- _Problem_
How many of the lines that follow contain the word "will"? Give only the number.

- _Given information_
----
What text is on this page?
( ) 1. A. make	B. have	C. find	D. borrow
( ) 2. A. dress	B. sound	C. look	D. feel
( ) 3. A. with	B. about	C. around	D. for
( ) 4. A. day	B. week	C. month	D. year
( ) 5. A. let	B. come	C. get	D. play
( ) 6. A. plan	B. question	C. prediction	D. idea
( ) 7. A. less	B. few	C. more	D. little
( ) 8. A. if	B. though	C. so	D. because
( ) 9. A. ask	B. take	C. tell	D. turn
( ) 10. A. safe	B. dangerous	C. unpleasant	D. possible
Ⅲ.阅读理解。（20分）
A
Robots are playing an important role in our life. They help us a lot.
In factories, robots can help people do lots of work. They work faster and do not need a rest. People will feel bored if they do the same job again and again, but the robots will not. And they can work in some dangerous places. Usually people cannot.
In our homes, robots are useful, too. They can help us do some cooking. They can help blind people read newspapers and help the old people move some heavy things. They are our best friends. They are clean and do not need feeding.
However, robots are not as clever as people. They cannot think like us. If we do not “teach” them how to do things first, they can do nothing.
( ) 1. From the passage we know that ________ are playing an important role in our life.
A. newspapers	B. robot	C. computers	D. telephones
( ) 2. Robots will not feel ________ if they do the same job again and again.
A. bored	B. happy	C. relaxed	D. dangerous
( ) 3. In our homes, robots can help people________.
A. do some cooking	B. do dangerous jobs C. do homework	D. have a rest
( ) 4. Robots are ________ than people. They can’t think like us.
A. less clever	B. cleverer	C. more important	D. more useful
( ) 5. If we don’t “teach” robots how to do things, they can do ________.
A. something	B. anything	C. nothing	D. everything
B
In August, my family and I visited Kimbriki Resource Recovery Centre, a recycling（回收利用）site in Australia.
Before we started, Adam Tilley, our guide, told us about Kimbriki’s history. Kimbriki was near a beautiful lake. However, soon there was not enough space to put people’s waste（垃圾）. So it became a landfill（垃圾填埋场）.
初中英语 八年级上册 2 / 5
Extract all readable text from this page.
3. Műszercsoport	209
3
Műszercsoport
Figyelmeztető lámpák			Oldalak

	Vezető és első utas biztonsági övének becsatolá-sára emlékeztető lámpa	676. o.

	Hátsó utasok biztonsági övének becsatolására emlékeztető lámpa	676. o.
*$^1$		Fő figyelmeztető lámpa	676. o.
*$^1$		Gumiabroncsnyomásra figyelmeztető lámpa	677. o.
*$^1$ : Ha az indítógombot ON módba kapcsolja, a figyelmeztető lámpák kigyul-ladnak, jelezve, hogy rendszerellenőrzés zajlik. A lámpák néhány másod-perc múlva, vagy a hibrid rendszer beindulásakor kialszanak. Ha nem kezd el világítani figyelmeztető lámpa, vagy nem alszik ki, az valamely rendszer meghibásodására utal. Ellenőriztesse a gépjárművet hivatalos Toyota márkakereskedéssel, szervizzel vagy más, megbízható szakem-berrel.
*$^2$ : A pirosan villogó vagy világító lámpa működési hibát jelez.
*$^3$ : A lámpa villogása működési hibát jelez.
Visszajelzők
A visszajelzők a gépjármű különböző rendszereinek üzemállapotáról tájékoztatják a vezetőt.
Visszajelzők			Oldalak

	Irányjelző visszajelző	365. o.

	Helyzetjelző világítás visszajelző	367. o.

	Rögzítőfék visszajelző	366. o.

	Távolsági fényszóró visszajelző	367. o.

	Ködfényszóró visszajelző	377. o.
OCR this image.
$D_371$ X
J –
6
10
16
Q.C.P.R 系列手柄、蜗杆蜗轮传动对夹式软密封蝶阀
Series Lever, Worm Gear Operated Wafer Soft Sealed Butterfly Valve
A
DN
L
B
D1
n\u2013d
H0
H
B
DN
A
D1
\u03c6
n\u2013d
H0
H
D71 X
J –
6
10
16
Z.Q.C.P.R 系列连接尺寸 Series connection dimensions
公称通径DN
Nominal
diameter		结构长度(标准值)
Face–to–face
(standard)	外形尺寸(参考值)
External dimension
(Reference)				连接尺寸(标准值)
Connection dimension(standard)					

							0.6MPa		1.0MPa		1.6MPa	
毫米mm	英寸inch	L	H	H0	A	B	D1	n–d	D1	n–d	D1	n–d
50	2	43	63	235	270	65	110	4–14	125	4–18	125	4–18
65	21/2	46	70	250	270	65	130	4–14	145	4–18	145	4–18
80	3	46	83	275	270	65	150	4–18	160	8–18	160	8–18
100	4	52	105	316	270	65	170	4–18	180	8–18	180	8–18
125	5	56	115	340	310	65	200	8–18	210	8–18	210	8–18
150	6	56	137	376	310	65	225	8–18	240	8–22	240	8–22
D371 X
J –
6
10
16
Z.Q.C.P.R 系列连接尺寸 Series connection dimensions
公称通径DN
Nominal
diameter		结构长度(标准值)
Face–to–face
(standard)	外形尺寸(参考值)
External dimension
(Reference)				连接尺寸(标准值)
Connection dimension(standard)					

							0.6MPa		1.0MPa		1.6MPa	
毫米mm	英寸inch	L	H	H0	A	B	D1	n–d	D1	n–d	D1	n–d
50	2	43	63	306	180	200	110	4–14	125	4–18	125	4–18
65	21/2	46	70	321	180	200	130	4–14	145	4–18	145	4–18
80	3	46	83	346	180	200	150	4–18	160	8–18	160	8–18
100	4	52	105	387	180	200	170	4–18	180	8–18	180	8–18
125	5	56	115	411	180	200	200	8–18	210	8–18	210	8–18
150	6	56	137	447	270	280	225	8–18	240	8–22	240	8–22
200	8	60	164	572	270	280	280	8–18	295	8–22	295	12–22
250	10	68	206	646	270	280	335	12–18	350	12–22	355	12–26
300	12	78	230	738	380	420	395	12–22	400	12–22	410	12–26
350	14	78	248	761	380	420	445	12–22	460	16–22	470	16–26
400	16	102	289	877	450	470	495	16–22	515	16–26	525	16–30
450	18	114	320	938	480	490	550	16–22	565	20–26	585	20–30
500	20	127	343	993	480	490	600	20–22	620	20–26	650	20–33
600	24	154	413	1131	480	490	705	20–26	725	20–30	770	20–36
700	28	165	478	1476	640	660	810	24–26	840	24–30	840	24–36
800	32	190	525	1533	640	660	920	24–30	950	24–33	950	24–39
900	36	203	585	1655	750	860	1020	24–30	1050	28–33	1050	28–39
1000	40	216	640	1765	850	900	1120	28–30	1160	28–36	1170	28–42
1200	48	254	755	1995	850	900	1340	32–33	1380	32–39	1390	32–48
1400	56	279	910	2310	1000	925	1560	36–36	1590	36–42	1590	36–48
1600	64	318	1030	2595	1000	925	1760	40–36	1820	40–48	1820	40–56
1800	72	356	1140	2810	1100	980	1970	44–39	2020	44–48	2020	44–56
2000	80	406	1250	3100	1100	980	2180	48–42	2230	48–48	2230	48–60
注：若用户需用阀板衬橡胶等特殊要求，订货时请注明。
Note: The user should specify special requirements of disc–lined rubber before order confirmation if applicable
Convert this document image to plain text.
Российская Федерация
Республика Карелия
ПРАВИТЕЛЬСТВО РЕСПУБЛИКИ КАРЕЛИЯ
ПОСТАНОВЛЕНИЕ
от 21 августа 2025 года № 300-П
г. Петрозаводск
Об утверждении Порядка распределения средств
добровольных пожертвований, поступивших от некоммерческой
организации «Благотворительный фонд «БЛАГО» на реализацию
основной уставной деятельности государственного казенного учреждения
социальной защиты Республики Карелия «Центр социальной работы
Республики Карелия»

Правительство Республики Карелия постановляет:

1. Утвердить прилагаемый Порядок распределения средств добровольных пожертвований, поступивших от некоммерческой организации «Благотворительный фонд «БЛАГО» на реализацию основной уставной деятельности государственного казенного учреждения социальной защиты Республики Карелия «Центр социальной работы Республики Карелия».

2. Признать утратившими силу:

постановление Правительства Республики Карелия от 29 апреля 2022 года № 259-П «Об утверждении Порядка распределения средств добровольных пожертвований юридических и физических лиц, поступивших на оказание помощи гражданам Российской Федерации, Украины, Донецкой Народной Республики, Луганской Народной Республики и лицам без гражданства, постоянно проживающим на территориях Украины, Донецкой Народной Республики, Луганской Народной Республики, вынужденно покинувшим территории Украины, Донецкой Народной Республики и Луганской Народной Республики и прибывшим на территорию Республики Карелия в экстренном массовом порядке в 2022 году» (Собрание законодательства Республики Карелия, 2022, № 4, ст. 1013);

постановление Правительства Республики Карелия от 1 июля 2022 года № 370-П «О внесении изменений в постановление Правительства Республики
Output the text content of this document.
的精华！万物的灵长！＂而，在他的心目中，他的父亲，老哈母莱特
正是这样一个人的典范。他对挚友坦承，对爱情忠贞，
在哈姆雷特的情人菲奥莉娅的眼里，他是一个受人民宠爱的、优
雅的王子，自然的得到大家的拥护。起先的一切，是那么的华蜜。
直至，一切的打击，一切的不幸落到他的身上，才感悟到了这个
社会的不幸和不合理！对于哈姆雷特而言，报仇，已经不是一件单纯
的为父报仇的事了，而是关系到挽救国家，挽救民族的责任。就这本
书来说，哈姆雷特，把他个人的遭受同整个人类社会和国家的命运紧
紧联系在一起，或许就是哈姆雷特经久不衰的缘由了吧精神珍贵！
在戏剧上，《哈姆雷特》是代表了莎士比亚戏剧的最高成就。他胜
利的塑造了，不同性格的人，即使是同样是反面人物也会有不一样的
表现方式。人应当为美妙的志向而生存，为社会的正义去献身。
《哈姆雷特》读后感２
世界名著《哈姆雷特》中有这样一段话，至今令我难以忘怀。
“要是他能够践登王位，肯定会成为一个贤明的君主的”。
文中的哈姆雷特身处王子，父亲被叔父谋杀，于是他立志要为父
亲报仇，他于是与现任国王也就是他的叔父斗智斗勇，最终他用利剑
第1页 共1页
----
- _Written solution_
2